[Dataset entries]
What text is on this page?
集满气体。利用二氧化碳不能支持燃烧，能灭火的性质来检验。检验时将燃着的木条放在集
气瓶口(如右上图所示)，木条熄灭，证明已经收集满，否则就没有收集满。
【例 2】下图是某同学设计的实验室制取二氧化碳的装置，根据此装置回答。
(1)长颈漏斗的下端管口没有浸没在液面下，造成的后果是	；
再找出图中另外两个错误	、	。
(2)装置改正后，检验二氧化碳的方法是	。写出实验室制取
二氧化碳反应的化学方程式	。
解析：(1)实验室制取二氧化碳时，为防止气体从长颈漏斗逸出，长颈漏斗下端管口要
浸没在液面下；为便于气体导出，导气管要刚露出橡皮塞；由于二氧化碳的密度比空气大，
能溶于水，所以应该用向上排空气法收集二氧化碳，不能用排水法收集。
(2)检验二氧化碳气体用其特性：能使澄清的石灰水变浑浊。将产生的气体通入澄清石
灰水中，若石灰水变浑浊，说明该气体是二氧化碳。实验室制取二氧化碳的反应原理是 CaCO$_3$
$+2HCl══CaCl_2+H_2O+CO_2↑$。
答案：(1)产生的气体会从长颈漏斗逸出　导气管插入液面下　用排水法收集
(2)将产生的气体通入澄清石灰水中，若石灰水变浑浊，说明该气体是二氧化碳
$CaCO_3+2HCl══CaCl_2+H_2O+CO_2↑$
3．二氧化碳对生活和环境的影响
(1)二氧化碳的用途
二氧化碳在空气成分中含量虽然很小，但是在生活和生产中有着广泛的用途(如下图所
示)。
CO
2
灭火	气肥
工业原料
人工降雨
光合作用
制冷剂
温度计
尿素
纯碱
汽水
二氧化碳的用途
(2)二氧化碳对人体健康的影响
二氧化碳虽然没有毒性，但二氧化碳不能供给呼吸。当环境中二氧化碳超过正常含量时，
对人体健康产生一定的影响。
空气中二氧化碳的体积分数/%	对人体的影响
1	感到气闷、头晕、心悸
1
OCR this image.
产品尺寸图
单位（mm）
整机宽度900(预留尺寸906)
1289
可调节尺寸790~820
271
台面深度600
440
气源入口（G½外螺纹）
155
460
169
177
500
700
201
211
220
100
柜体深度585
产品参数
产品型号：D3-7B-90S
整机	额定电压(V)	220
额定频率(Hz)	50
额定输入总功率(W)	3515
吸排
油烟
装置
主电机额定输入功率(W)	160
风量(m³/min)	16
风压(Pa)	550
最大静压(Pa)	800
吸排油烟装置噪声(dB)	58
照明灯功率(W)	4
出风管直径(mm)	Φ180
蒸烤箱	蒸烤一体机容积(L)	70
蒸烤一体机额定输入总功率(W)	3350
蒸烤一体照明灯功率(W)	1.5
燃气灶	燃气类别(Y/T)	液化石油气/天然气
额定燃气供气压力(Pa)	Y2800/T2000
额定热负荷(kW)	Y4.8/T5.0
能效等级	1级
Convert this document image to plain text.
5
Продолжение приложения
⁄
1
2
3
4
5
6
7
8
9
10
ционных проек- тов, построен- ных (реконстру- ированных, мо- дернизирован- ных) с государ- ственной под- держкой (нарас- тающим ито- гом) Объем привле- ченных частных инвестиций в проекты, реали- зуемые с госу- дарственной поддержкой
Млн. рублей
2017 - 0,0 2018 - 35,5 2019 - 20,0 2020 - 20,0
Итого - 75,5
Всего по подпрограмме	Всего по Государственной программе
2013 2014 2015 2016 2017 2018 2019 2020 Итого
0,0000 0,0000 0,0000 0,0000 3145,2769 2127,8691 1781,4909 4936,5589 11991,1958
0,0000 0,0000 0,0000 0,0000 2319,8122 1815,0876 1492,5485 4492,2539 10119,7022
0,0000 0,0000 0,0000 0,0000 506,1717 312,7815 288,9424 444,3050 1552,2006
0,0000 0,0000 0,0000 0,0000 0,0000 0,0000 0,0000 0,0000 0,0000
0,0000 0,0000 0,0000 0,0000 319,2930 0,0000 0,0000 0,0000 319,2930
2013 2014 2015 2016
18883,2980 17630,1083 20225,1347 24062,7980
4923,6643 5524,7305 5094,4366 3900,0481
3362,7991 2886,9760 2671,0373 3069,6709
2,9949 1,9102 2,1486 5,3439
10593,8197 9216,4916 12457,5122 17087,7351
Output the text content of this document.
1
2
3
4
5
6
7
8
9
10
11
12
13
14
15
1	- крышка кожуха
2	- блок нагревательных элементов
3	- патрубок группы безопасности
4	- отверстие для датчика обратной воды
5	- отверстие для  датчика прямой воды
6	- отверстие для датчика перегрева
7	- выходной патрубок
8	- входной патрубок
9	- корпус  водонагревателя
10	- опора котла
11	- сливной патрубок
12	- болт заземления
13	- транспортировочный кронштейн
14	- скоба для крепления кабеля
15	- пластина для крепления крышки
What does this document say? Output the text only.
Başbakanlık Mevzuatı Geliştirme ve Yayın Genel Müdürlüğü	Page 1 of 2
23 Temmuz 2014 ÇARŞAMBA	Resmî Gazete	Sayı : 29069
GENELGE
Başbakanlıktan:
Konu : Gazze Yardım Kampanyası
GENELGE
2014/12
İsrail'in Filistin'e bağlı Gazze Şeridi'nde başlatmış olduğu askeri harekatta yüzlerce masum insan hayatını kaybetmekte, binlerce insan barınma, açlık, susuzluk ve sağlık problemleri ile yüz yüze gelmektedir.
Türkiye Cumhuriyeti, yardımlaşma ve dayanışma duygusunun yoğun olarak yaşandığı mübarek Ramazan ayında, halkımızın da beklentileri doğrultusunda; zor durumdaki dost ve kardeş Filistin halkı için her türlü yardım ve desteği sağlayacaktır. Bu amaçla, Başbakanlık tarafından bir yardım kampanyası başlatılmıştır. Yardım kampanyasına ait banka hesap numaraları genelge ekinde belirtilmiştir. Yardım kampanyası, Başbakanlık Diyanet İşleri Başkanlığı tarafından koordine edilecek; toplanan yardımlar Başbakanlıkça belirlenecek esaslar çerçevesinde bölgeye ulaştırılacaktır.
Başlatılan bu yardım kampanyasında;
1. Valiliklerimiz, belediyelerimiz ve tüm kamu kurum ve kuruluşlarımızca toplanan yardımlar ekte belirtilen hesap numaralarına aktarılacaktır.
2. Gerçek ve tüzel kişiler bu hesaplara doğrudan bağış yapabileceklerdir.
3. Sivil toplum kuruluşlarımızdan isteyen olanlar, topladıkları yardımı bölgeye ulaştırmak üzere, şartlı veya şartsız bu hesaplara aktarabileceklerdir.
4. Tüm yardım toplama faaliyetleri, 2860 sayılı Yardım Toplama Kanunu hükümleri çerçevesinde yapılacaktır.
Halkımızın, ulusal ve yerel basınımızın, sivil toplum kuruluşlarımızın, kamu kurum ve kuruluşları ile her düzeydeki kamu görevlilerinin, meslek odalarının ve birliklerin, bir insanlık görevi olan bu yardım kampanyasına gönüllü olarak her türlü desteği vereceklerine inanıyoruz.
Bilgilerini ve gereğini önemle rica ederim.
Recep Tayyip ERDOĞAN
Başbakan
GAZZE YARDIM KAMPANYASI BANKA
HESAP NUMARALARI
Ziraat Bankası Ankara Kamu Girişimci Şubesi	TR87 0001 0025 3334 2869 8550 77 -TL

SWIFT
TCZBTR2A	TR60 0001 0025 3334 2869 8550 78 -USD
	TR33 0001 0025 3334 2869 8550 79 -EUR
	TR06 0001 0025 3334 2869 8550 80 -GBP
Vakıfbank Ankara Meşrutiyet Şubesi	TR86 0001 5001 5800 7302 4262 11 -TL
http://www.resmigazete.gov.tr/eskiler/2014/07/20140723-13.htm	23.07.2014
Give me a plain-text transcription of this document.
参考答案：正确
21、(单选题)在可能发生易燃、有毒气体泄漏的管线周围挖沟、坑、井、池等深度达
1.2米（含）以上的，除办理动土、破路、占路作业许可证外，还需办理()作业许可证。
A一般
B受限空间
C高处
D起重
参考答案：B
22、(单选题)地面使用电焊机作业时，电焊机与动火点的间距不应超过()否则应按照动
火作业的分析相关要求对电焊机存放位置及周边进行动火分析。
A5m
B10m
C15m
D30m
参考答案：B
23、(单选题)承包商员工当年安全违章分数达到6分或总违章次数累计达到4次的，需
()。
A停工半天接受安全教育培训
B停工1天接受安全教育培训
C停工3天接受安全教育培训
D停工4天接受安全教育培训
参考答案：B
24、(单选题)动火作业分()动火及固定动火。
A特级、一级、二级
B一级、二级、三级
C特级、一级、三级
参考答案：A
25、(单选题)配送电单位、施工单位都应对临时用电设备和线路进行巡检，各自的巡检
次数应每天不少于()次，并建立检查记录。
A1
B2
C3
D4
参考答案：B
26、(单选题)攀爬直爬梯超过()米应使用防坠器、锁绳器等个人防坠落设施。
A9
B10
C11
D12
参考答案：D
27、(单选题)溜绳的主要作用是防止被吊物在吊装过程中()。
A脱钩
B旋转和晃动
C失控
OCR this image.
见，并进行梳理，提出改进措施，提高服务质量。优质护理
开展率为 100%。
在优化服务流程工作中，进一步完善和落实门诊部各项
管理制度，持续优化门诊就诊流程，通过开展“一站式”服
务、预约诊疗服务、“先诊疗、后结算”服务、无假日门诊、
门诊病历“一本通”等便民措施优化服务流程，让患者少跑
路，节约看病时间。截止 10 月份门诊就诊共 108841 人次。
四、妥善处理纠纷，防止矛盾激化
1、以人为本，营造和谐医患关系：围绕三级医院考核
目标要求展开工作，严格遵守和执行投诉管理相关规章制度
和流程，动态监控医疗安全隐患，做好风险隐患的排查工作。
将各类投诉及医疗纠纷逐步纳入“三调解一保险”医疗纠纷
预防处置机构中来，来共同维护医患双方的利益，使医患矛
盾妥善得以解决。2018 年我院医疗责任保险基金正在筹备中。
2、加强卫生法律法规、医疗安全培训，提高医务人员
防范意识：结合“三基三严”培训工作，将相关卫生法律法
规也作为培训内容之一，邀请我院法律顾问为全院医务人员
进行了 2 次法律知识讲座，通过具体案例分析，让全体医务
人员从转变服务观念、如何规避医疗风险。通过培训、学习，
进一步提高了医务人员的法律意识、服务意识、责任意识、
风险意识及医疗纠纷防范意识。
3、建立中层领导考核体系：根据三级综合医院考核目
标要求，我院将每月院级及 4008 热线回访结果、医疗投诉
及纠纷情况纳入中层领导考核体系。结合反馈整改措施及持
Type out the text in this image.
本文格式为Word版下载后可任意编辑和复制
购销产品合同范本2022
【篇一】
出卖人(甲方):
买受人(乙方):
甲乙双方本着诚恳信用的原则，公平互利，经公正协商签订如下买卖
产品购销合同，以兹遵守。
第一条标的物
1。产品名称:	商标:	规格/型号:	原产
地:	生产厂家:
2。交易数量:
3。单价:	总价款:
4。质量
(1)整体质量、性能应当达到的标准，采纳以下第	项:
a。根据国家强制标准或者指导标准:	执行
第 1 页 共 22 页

* YOUR OBJECTIVE
Reply with one number only: the count of lines in the entries that contain "What".

* ANSWER TO THIS EXERCISE
2